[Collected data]
▽
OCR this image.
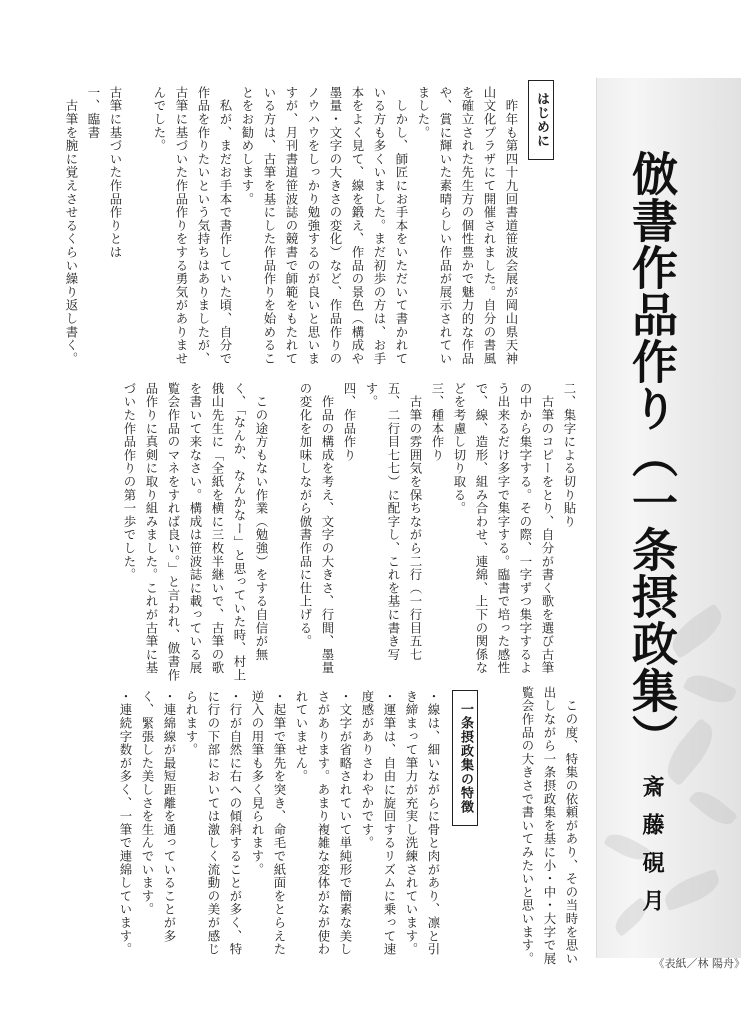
倣書作品作り（一条摂政集）
斎藤硯月
《表紙／林 陽舟》
はじめに

　昨年も第四十九回書道笹波会展が岡山県天神山文化プラザにて開催されました。自分の書風を確立された先生方の個性豊かで魅力的な作品や、賞に輝いた素晴らしい作品が展示されていました。
　しかし、師匠にお手本をいただいて書かれている方も多くいました。まだ初歩の方は、お手本をよく見て、線を鍛え、作品の景色（構成や墨量・文字の大きさの変化）など、作品作りのノウハウをしっかり勉強するのが良いと思いますが、月刊書道笹波誌の競書で師範をもたれている方は、古筆を基にした作品作りを始めることをお勧めします。
　私が、まだお手本で書作していた頃、自分で作品を作りたいという気持ちはありましたが、古筆に基づいた作品作りをする勇気がありませんでした。

古筆に基づいた作品作りとは
一、臨書
　古筆を腕に覚えさせるくらい繰り返し書く。

二、集字による切り貼り
　古筆のコピーをとり、自分が書く歌を選び古筆の中から集字する。その際、一字ずつ集字するよう出来るだけ多字で集字する。臨書で培った感性で、線、造形、組み合わせ、連綿、上下の関係などを考慮し切り取る。
三、種本作り
　古筆の雰囲気を保ちながら二行（一行目五七五、二行目七七）に配字し、これを基に書き写す。
四、作品作り
　作品の構成を考え、文字の大きさ、行間、墨量の変化を加味しながら倣書作品に仕上げる。

　この途方もない作業（勉強）をする自信が無く、「なんか、なんかなー」と思っていた時、村上俄山先生に「全紙を横に三枚半継いで、古筆の歌を書いて来なさい。構成は笹波誌に載っている展覧会作品のマネをすれば良い。」と言われ、倣書作品作りに真剣に取り組みました。これが古筆に基づいた作品作りの第一歩でした。

　この度、特集の依頼があり、その当時を思い出しながら一条摂政集を基に小・中・大字で展覧会作品の大きさで書いてみたいと思います。

一条摂政集の特徴

・線は、細いながらに骨と肉があり、凛と引き締まって筆力が充実し洗練されています。

・運筆は、自由に旋回するリズムに乗って速度感がありさわやかです。

・文字が省略されていて単純形で簡素な美しさがあります。あまり複雑な変体がなが使われていません。

・起筆で筆先を突き、命毛で紙面をとらえた逆入の用筆も多く見られます。

・行が自然に右への傾斜することが多く、特に行の下部においては激しく流動の美が感じられます。

・連綿線が最短距離を通っていることが多く、緊張した美しさを生んでいます。

・連続字数が多く、一筆で連綿しています。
△
- The exercise
Leave the pictures out, and transcribe each of the records exactly.

- Answer for this exercise
OCR this image.
倣書作品作り（一条摂政集）
斎藤硯月
《表紙／林 陽舟》
はじめに

　昨年も第四十九回書道笹波会展が岡山県天神山文化プラザにて開催されました。自分の書風を確立された先生方の個性豊かで魅力的な作品や、賞に輝いた素晴らしい作品が展示されていました。
　しかし、師匠にお手本をいただいて書かれている方も多くいました。まだ初歩の方は、お手本をよく見て、線を鍛え、作品の景色（構成や墨量・文字の大きさの変化）など、作品作りのノウハウをしっかり勉強するのが良いと思いますが、月刊書道笹波誌の競書で師範をもたれている方は、古筆を基にした作品作りを始めることをお勧めします。
　私が、まだお手本で書作していた頃、自分で作品を作りたいという気持ちはありましたが、古筆に基づいた作品作りをする勇気がありませんでした。

古筆に基づいた作品作りとは
一、臨書
　古筆を腕に覚えさせるくらい繰り返し書く。

二、集字による切り貼り
　古筆のコピーをとり、自分が書く歌を選び古筆の中から集字する。その際、一字ずつ集字するよう出来るだけ多字で集字する。臨書で培った感性で、線、造形、組み合わせ、連綿、上下の関係などを考慮し切り取る。
三、種本作り
　古筆の雰囲気を保ちながら二行（一行目五七五、二行目七七）に配字し、これを基に書き写す。
四、作品作り
　作品の構成を考え、文字の大きさ、行間、墨量の変化を加味しながら倣書作品に仕上げる。

　この途方もない作業（勉強）をする自信が無く、「なんか、なんかなー」と思っていた時、村上俄山先生に「全紙を横に三枚半継いで、古筆の歌を書いて来なさい。構成は笹波誌に載っている展覧会作品のマネをすれば良い。」と言われ、倣書作品作りに真剣に取り組みました。これが古筆に基づいた作品作りの第一歩でした。

　この度、特集の依頼があり、その当時を思い出しながら一条摂政集を基に小・中・大字で展覧会作品の大きさで書いてみたいと思います。

一条摂政集の特徴

・線は、細いながらに骨と肉があり、凛と引き締まって筆力が充実し洗練されています。

・運筆は、自由に旋回するリズムに乗って速度感がありさわやかです。

・文字が省略されていて単純形で簡素な美しさがあります。あまり複雑な変体がなが使われていません。

・起筆で筆先を突き、命毛で紙面をとらえた逆入の用筆も多く見られます。

・行が自然に右への傾斜することが多く、特に行の下部においては激しく流動の美が感じられます。

・連綿線が最短距離を通っていることが多く、緊張した美しさを生んでいます。

・連続字数が多く、一筆で連綿しています。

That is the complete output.